-- START Records supplied --
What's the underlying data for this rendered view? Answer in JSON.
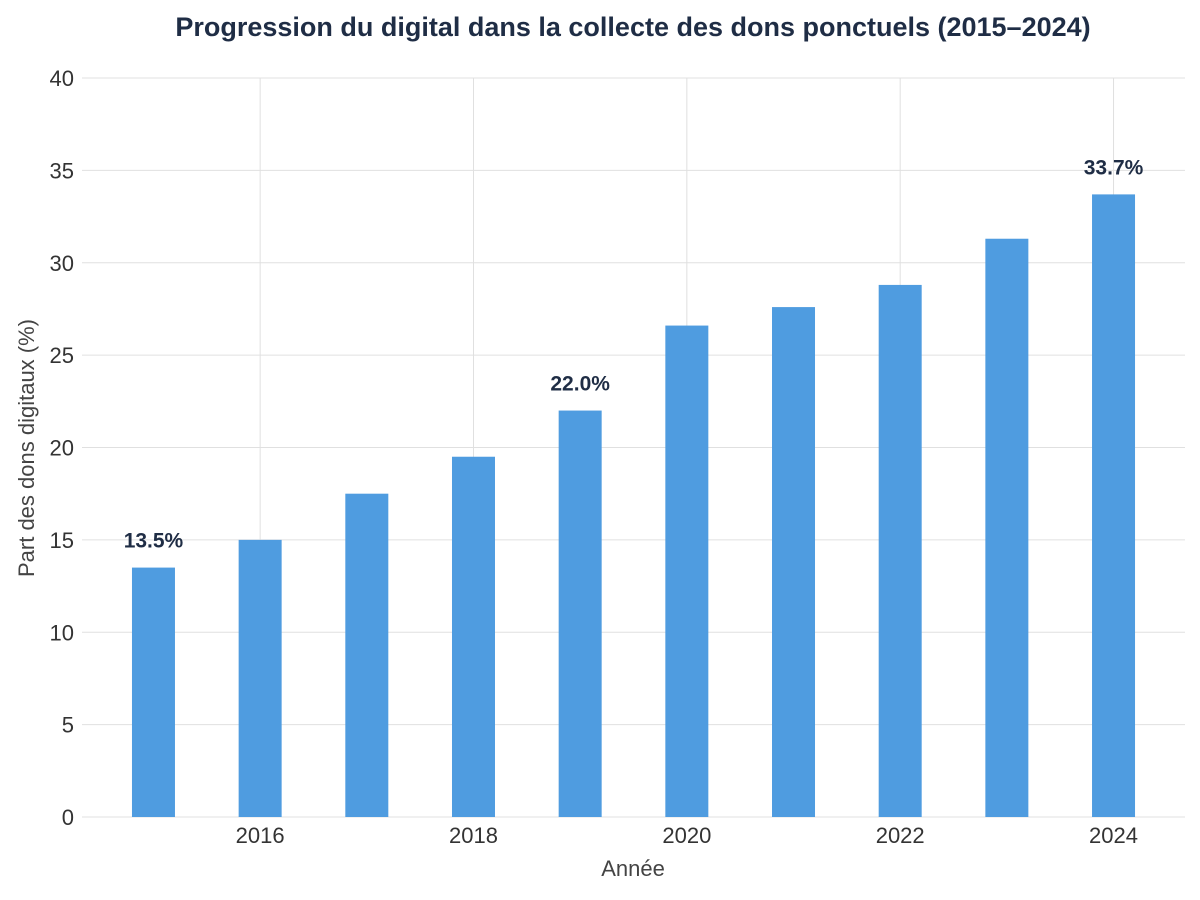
{
  "chart_data": {
    "type": "bar",
    "title": "Progression du digital dans la collecte des dons ponctuels (2015–2024)",
    "xlabel": "Année",
    "ylabel": "Part des dons digitaux (%)",
    "x": [
      2015,
      2016,
      2017,
      2018,
      2019,
      2020,
      2021,
      2022,
      2023,
      2024
    ],
    "values": [
      13.5,
      15.0,
      17.5,
      19.5,
      22.0,
      26.6,
      27.6,
      28.8,
      31.3,
      33.7
    ],
    "data_labels": [
      {
        "x": 2015,
        "text": "13.5%"
      },
      {
        "x": 2019,
        "text": "22.0%"
      },
      {
        "x": 2024,
        "text": "33.7%"
      }
    ],
    "xticks": [
      2016,
      2018,
      2020,
      2022,
      2024
    ],
    "yticks": [
      0,
      5,
      10,
      15,
      20,
      25,
      30,
      35,
      40
    ],
    "xlim": [
      2014.33,
      2024.67
    ],
    "ylim": [
      0,
      40
    ],
    "grid": true,
    "colors": {
      "bar": "#4f9ce0",
      "title": "#1f2d45",
      "label": "#1f2d45",
      "grid": "#e0e0e0",
      "axis_text": "#333333"
    }
  }
}
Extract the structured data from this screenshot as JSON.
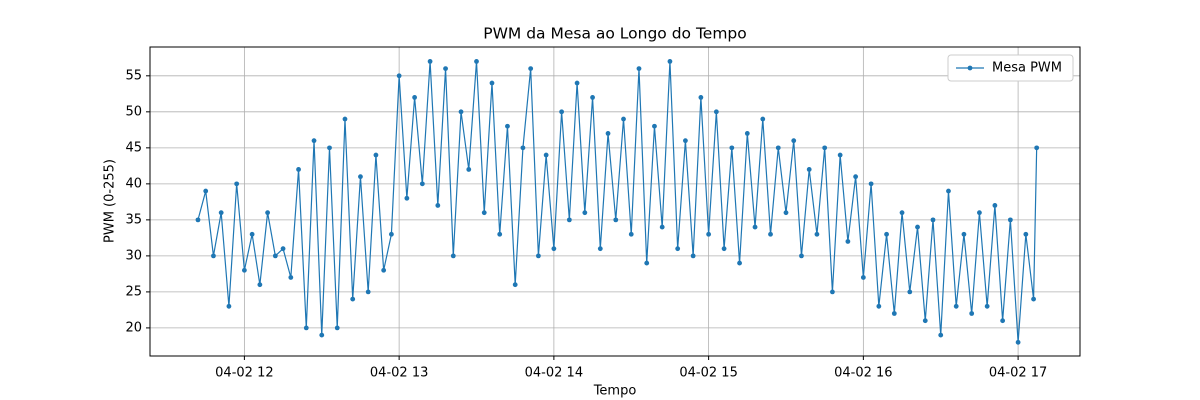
{
  "chart_data": {
    "type": "line",
    "title": "PWM da Mesa ao Longo do Tempo",
    "xlabel": "Tempo",
    "ylabel": "PWM (0-255)",
    "x": [
      11.7,
      11.75,
      11.8,
      11.85,
      11.9,
      11.95,
      12,
      12.05,
      12.1,
      12.15,
      12.2,
      12.25,
      12.3,
      12.35,
      12.4,
      12.45,
      12.5,
      12.55,
      12.6,
      12.65,
      12.7,
      12.75,
      12.8,
      12.85,
      12.9,
      12.95,
      13,
      13.05,
      13.1,
      13.15,
      13.2,
      13.25,
      13.3,
      13.35,
      13.4,
      13.45,
      13.5,
      13.55,
      13.6,
      13.65,
      13.7,
      13.75,
      13.8,
      13.85,
      13.9,
      13.95,
      14,
      14.05,
      14.1,
      14.15,
      14.2,
      14.25,
      14.3,
      14.35,
      14.4,
      14.45,
      14.5,
      14.55,
      14.6,
      14.65,
      14.7,
      14.75,
      14.8,
      14.85,
      14.9,
      14.95,
      15,
      15.05,
      15.1,
      15.15,
      15.2,
      15.25,
      15.3,
      15.35,
      15.4,
      15.45,
      15.5,
      15.55,
      15.6,
      15.65,
      15.7,
      15.75,
      15.8,
      15.85,
      15.9,
      15.95,
      16,
      16.05,
      16.1,
      16.15,
      16.2,
      16.25,
      16.3,
      16.35,
      16.4,
      16.45,
      16.5,
      16.55,
      16.6,
      16.65,
      16.7,
      16.75,
      16.8,
      16.85,
      16.9,
      16.95,
      17,
      17.05,
      17.1,
      17.12
    ],
    "series": [
      {
        "name": "Mesa PWM",
        "color": "#1f77b4",
        "values": [
          35,
          39,
          30,
          36,
          23,
          40,
          28,
          33,
          26,
          36,
          30,
          31,
          27,
          42,
          20,
          46,
          19,
          45,
          20,
          49,
          24,
          41,
          25,
          44,
          28,
          33,
          55,
          38,
          52,
          40,
          57,
          37,
          56,
          30,
          50,
          42,
          57,
          36,
          54,
          33,
          48,
          26,
          45,
          56,
          30,
          44,
          31,
          50,
          35,
          54,
          36,
          52,
          31,
          47,
          35,
          49,
          33,
          56,
          29,
          48,
          34,
          57,
          31,
          46,
          30,
          52,
          33,
          50,
          31,
          45,
          29,
          47,
          34,
          49,
          33,
          45,
          36,
          46,
          30,
          42,
          33,
          45,
          25,
          44,
          32,
          41,
          27,
          40,
          23,
          33,
          22,
          36,
          25,
          34,
          21,
          35,
          19,
          39,
          23,
          33,
          22,
          36,
          23,
          37,
          21,
          35,
          18,
          33,
          24,
          45
        ]
      }
    ],
    "xlim": [
      11.39,
      17.4
    ],
    "ylim": [
      16.1,
      59.0
    ],
    "xticks": [
      {
        "value": 12,
        "label": "04-02 12"
      },
      {
        "value": 13,
        "label": "04-02 13"
      },
      {
        "value": 14,
        "label": "04-02 14"
      },
      {
        "value": 15,
        "label": "04-02 15"
      },
      {
        "value": 16,
        "label": "04-02 16"
      },
      {
        "value": 17,
        "label": "04-02 17"
      }
    ],
    "yticks": [
      20,
      25,
      30,
      35,
      40,
      45,
      50,
      55
    ],
    "grid": true,
    "legend": "upper right"
  }
}
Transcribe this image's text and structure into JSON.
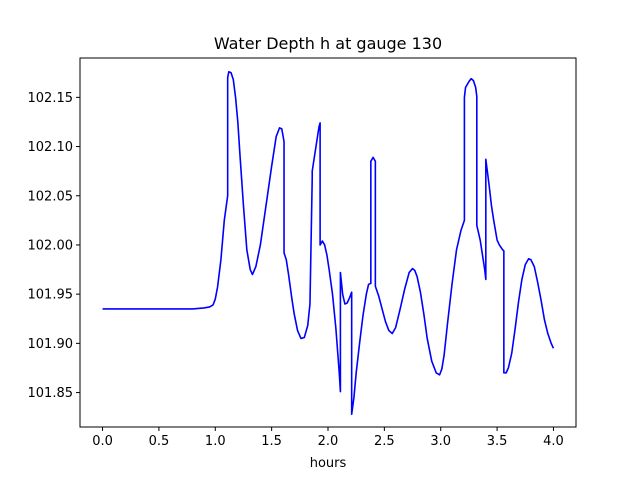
-- END Records supplied --
**Task to complete**
Show every line in the entries where the string "Mesa" occurs.

**Exercise answer**
    "title": "PWM da Mesa ao Longo do Tempo",
        "name": "Mesa PWM",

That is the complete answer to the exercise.